§ WRITTEN TASK: What are the lines from the one with "Extract all the data from this chart as JSON." through the one with "Serialize everything readable", inclusive? Output them exactly, and leave out the pictures.

§ LISTED RECORDS:
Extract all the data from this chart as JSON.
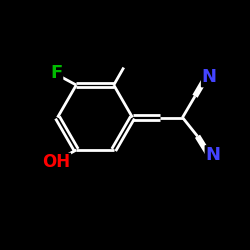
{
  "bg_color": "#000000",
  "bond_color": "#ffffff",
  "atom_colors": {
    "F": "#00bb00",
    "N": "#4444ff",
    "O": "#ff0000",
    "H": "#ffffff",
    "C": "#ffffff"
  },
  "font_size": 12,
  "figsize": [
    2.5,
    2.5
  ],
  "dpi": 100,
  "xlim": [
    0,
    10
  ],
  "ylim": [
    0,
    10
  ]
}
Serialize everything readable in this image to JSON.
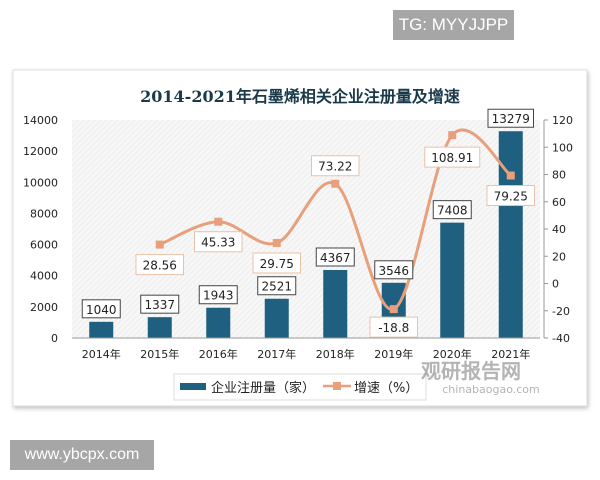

...

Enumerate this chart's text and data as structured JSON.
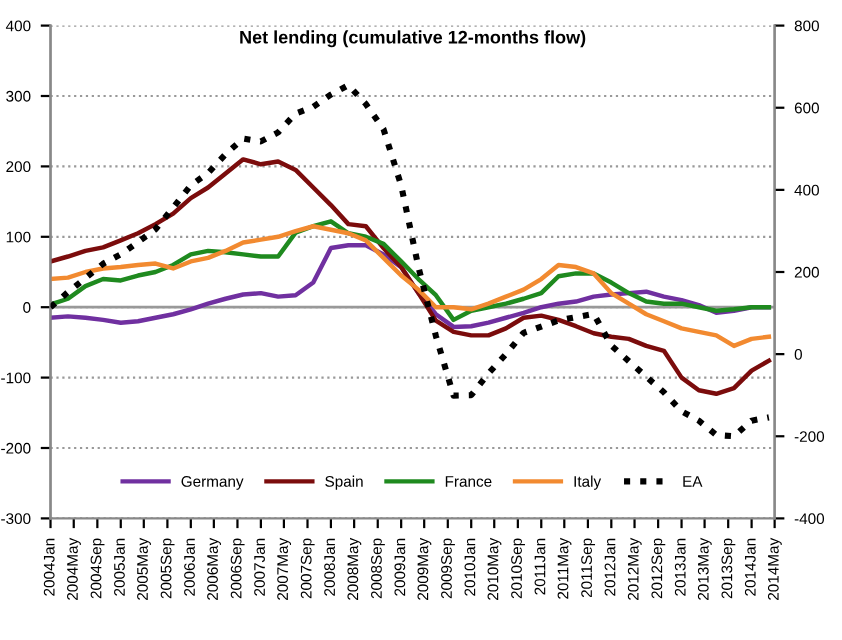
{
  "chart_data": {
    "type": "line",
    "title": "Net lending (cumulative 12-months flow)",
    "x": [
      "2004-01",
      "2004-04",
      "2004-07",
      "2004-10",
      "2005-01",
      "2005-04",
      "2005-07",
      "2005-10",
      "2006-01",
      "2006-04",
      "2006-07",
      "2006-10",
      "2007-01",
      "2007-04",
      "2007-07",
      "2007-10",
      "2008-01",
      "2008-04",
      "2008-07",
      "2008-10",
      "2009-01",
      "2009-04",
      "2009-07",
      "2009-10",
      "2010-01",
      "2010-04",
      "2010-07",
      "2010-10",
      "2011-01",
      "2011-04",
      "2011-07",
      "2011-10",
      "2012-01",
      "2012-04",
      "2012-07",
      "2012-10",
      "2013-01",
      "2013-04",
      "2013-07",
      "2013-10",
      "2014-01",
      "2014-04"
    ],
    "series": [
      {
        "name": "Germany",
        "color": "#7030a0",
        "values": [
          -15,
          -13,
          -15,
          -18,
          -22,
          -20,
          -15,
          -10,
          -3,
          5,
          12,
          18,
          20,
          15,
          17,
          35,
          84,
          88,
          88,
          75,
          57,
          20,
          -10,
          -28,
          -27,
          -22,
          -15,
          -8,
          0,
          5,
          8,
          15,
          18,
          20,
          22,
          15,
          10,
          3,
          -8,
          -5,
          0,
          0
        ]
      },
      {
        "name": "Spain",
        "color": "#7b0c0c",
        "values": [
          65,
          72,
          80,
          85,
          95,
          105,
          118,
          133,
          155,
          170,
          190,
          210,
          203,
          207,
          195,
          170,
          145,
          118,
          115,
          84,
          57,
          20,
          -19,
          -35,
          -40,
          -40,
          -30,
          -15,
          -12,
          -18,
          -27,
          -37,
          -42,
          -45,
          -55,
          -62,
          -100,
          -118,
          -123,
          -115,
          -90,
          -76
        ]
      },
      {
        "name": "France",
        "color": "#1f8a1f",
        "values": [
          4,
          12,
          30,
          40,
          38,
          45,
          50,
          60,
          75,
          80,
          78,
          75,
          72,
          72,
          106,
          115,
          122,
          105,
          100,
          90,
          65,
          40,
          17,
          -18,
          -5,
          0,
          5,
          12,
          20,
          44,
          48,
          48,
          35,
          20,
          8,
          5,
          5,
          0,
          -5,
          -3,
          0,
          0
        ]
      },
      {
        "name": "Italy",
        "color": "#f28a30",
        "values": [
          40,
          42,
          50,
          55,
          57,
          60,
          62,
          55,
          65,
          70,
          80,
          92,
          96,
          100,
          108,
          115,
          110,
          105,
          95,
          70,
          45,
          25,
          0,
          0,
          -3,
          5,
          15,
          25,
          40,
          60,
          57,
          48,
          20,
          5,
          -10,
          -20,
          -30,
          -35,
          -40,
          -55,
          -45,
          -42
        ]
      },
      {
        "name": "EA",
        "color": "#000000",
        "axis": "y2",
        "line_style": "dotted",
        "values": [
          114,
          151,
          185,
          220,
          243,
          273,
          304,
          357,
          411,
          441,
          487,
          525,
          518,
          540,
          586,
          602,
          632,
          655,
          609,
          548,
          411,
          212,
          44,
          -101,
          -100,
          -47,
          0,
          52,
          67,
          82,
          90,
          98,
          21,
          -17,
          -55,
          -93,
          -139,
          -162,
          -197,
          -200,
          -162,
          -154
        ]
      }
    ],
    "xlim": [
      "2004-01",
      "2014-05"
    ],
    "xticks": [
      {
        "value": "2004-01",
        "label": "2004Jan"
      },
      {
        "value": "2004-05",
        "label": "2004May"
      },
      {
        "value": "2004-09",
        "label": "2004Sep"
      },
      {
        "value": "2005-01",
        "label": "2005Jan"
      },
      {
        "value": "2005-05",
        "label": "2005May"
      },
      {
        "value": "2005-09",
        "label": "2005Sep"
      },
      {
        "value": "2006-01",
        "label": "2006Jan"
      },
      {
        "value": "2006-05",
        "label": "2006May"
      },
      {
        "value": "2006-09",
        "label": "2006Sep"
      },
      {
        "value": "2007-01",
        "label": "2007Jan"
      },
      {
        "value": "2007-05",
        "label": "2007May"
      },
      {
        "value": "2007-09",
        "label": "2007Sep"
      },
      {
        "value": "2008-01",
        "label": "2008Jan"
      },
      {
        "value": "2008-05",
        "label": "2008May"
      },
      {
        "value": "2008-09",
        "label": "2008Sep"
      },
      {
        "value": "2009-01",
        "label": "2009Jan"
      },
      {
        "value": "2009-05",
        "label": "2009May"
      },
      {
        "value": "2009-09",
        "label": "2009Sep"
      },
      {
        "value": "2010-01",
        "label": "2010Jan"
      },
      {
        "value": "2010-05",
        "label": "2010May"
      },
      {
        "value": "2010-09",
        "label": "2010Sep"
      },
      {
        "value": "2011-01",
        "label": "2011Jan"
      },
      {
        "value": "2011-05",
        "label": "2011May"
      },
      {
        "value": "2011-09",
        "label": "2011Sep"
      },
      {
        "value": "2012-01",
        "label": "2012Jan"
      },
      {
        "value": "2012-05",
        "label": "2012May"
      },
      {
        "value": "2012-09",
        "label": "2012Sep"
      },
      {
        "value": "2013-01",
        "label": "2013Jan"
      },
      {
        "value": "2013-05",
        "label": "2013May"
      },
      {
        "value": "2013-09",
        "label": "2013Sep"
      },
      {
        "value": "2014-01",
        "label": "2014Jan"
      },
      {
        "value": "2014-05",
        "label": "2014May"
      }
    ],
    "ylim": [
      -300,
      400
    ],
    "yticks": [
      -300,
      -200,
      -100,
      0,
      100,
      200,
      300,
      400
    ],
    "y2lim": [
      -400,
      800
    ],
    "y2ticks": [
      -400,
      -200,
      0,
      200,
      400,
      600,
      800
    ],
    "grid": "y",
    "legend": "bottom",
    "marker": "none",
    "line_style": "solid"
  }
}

* * *

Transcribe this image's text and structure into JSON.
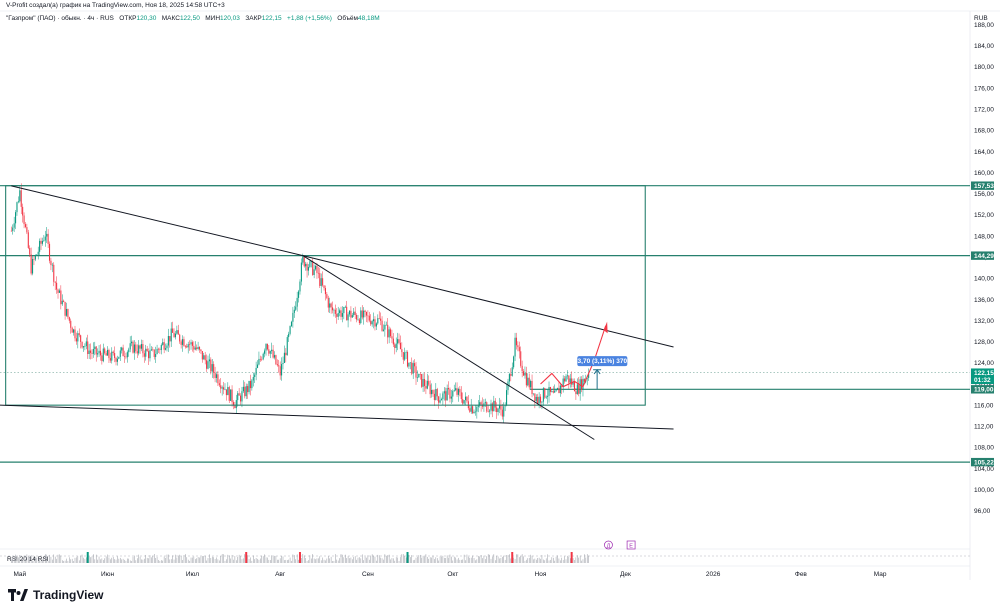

§ RESULT FOR THIS TASK:
Extract all the data from this chart as JSON.
{
  "bg_color": "#000000",
  "bond_color": "#ffffff",
  "atom_colors": {
    "F": "#00bb00",
    "N": "#4444ff",
    "O": "#ff0000",
    "H": "#ffffff",
    "C": "#ffffff"
  },
  "font_size": 12,
  "figsize": [
    2.5,
    2.5
  ],
  "dpi": 100,
  "xlim": [
    0,
    10
  ],
  "ylim": [
    0,
    10
  ]
}
Serialize everything readable in this image to JSON.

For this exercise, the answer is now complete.